| WORK TO DO |
Only lines holding the string "magnetic" are wanted; copy each one from the material.

Dataset rows about figures
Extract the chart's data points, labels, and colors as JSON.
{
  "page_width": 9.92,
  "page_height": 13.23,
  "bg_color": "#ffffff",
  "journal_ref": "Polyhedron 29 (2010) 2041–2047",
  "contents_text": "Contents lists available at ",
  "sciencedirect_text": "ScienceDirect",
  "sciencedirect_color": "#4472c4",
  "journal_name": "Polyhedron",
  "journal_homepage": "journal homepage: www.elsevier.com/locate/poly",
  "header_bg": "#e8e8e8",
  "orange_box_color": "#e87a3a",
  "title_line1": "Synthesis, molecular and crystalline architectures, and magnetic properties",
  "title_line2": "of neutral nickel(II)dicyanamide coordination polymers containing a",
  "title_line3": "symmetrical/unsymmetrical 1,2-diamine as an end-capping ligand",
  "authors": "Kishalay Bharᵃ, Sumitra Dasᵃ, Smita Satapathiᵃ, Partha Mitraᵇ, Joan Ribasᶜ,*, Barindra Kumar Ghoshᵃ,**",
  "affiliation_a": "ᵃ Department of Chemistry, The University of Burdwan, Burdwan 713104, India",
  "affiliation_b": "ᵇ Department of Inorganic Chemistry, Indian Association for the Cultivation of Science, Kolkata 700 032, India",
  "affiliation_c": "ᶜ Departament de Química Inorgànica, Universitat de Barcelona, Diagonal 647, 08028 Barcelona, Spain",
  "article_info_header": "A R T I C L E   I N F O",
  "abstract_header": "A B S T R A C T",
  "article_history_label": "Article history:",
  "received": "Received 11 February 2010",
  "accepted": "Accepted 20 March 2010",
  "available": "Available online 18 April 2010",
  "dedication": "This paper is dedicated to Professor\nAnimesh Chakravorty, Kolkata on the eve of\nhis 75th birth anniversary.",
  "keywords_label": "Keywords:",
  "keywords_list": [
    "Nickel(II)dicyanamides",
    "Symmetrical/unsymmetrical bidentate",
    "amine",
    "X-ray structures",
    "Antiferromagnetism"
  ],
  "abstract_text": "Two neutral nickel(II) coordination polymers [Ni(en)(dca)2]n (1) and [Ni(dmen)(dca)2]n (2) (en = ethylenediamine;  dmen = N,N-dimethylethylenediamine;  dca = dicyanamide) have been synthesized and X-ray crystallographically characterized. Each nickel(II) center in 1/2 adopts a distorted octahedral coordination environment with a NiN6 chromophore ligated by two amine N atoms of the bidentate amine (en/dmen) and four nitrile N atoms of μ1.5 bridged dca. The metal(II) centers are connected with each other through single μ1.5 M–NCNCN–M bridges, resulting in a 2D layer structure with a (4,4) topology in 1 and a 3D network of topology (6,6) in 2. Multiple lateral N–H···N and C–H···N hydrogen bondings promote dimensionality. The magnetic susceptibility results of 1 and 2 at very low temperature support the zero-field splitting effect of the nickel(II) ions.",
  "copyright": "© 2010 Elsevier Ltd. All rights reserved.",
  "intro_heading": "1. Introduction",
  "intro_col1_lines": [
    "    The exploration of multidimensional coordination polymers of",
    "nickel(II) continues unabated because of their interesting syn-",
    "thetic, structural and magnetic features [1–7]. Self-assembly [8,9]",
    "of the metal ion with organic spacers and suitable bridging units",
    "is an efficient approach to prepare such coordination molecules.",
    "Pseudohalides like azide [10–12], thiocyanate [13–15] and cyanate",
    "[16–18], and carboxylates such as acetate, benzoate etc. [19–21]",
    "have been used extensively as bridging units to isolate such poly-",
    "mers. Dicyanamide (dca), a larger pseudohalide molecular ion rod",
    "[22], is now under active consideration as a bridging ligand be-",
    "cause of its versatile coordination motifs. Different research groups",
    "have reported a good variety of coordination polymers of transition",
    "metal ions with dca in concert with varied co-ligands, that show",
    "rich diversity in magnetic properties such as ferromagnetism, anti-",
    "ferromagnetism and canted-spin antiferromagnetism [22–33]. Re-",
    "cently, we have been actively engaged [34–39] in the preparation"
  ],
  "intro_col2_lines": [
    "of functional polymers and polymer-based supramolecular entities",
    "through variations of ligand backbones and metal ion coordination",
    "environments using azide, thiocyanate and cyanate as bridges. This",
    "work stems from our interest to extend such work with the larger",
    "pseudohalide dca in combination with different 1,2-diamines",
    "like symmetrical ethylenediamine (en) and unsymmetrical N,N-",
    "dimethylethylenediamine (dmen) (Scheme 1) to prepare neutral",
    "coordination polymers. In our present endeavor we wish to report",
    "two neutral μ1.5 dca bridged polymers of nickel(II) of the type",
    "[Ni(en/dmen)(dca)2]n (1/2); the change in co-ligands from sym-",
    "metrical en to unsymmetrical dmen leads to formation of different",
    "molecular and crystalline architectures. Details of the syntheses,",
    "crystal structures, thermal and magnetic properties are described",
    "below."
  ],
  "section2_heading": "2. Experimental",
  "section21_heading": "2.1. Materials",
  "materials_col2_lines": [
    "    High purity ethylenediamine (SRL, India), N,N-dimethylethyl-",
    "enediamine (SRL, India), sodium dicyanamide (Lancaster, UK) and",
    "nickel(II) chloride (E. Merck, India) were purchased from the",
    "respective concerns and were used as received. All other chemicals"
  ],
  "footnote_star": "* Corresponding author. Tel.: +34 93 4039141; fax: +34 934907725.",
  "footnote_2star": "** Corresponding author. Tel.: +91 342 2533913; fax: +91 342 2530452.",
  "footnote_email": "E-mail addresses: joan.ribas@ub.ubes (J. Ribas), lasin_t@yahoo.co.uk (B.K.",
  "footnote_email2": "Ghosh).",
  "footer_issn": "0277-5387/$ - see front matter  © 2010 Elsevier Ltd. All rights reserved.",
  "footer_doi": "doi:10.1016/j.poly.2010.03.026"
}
...
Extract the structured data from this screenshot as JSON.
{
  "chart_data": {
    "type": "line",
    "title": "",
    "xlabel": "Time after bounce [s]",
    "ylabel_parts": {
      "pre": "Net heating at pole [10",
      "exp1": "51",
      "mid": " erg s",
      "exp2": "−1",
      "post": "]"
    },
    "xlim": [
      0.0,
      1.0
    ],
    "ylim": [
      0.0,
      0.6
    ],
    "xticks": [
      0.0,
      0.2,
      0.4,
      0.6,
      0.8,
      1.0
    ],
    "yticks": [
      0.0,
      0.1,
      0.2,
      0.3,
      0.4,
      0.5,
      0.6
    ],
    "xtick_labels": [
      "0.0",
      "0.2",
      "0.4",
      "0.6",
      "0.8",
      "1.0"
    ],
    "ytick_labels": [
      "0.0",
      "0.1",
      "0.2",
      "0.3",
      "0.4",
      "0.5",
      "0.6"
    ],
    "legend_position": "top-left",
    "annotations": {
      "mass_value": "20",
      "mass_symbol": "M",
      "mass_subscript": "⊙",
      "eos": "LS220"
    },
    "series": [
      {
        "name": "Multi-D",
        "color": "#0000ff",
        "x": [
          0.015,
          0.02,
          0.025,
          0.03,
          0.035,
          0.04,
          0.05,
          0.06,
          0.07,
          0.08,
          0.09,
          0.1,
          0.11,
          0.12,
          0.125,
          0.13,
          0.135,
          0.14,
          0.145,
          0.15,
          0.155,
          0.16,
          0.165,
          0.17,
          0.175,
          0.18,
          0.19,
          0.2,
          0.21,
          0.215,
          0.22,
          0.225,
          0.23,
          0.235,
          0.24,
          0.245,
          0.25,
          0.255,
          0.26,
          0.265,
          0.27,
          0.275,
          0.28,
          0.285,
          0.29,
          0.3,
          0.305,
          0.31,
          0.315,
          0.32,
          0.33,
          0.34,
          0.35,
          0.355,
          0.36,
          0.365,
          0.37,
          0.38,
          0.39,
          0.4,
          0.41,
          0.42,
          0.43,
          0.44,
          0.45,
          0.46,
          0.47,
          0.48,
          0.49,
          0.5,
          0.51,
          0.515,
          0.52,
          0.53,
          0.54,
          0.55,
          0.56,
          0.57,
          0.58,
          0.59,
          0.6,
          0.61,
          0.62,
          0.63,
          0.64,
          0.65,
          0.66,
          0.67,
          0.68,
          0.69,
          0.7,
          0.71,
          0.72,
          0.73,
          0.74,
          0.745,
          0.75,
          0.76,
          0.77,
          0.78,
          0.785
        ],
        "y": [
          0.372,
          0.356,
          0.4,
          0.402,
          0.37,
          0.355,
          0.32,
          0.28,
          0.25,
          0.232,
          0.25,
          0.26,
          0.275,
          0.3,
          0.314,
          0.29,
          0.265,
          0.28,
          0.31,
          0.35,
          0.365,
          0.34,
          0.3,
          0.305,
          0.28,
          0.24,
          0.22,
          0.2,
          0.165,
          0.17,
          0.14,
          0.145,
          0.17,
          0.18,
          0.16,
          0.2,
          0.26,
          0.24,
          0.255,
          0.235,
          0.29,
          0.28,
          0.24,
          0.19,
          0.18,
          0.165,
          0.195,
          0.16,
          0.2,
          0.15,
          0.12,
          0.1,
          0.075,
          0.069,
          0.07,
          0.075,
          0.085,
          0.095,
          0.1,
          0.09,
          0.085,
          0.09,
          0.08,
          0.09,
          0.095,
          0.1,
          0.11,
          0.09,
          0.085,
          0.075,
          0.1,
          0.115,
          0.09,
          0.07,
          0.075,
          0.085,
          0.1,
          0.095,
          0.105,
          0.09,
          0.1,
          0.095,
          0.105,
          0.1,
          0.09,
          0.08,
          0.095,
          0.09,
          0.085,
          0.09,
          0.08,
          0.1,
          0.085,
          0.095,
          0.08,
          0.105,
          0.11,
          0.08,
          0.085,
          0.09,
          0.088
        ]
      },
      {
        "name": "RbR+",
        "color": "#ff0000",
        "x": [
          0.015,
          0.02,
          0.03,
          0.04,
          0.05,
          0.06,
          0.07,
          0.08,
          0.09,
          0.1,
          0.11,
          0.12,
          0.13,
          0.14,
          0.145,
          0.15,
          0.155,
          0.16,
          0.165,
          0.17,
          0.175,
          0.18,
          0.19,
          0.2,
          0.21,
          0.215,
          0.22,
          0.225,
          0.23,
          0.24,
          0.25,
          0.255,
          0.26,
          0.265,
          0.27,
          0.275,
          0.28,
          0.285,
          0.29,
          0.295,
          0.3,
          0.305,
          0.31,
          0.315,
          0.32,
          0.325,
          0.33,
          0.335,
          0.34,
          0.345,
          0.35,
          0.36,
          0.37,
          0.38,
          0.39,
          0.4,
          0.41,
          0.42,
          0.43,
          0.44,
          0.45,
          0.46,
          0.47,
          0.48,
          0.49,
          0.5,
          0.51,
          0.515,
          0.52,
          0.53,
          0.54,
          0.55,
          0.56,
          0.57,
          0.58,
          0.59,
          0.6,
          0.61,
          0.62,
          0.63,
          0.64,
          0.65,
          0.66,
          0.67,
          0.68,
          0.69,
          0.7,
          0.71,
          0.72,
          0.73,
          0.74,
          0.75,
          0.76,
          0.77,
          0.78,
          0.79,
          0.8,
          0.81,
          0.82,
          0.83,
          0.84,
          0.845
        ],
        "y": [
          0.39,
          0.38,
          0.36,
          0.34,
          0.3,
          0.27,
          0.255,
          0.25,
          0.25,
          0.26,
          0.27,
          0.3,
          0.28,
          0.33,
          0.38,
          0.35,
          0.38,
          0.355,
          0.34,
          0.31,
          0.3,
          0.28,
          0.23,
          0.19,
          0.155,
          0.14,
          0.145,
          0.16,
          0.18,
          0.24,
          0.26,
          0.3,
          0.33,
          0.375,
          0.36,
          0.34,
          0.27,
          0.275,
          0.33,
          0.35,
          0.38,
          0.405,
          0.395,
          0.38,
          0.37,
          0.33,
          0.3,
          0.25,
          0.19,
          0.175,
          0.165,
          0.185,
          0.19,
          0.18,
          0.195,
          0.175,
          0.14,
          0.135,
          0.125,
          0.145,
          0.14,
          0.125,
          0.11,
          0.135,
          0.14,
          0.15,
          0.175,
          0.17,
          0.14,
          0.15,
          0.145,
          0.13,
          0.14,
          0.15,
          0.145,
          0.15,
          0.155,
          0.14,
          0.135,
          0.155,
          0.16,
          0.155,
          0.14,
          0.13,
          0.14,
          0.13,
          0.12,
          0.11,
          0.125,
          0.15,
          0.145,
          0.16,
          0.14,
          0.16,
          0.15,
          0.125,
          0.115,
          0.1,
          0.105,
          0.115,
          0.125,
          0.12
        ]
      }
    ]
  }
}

| EXERCISE ANSWER |
  "title_line1": "Synthesis, molecular and crystalline architectures, and magnetic properties",
  "abstract_text": "Two neutral nickel(II) coordination polymers [Ni(en)(dca)2]n (1) and [Ni(dmen)(dca)2]n (2) (en = ethylenediamine;  dmen = N,N-dimethylethylenediamine;  dca = dicyanamide) have been synthesized and X-ray crystallographically characterized. Each nickel(II) center in 1/2 adopts a distorted octahedral coordination environment with a NiN6 chromophore ligated by two amine N atoms of the bidentate amine (en/dmen) and four nitrile N atoms of μ1.5 bridged dca. The metal(II) centers are connected with each other through single μ1.5 M–NCNCN–M bridges, resulting in a 2D layer structure with a (4,4) topology in 1 and a 3D network of topology (6,6) in 2. Multiple lateral N–H···N and C–H···N hydrogen bondings promote dimensionality. The magnetic susceptibility results of 1 and 2 at very low temperature support the zero-field splitting effect of the nickel(II) ions.",
    "thetic, structural and magnetic features [1–7]. Self-assembly [8,9]",
    "rich diversity in magnetic properties such as ferromagnetism, anti-",
    "crystal structures, thermal and magnetic properties are described",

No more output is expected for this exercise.